## Exercise
Omit images. Retype all entries verbatim.

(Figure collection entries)
━━━━━━━━

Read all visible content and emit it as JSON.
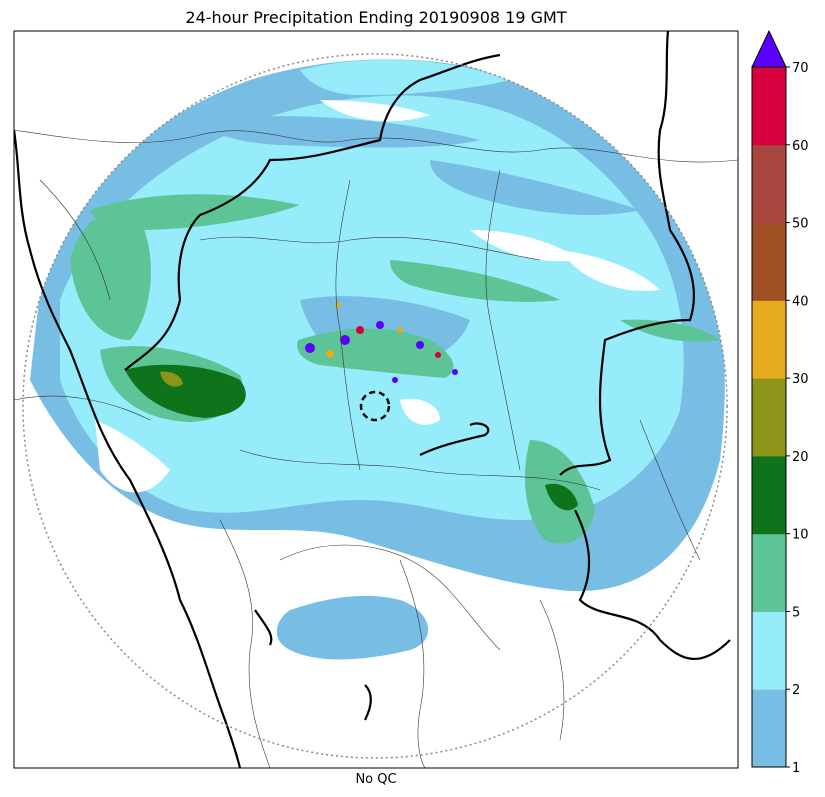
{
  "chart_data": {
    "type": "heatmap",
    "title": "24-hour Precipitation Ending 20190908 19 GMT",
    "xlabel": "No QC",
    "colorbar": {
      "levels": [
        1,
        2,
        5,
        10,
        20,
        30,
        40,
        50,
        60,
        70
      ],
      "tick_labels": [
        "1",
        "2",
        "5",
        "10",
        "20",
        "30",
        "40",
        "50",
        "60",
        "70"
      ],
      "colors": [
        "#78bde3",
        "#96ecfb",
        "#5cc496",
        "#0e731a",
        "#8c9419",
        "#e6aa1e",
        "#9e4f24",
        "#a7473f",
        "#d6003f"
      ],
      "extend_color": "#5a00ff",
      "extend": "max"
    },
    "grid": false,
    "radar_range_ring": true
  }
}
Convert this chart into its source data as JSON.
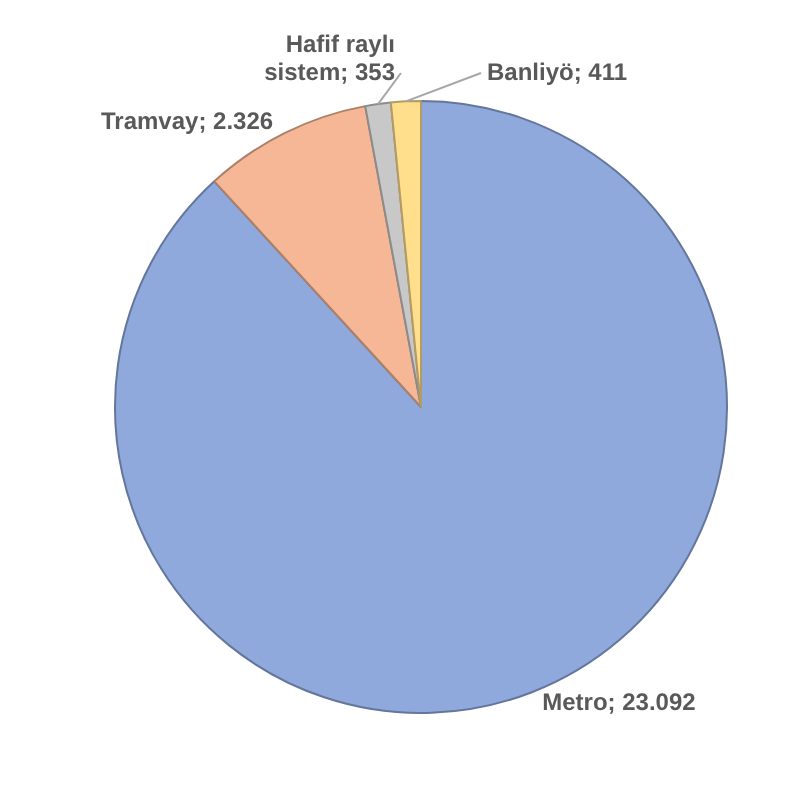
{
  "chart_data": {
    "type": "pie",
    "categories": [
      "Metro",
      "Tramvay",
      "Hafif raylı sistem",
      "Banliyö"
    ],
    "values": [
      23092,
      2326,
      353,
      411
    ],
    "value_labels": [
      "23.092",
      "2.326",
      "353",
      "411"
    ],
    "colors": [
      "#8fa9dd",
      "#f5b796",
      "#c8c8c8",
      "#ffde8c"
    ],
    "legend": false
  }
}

━━━━━━━━

## Result of the task
Read all visible content and emit it as JSON.
{
  "chart_data": {
    "type": "heatmap",
    "title": "24-hour Precipitation Ending 20190908 19 GMT",
    "xlabel": "No QC",
    "colorbar": {
      "levels": [
        1,
        2,
        5,
        10,
        20,
        30,
        40,
        50,
        60,
        70
      ],
      "tick_labels": [
        "1",
        "2",
        "5",
        "10",
        "20",
        "30",
        "40",
        "50",
        "60",
        "70"
      ],
      "colors": [
        "#78bde3",
        "#96ecfb",
        "#5cc496",
        "#0e731a",
        "#8c9419",
        "#e6aa1e",
        "#9e4f24",
        "#a7473f",
        "#d6003f"
      ],
      "extend_color": "#5a00ff",
      "extend": "max"
    },
    "grid": false,
    "radar_range_ring": true
  }
}
Convert this chart into its source data as JSON.
{
  "chart_data": {
    "type": "pie",
    "categories": [
      "Metro",
      "Tramvay",
      "Hafif raylı sistem",
      "Banliyö"
    ],
    "values": [
      23092,
      2326,
      353,
      411
    ],
    "value_labels": [
      "23.092",
      "2.326",
      "353",
      "411"
    ],
    "colors": [
      "#8fa9dd",
      "#f5b796",
      "#c8c8c8",
      "#ffde8c"
    ],
    "legend": false
  }
}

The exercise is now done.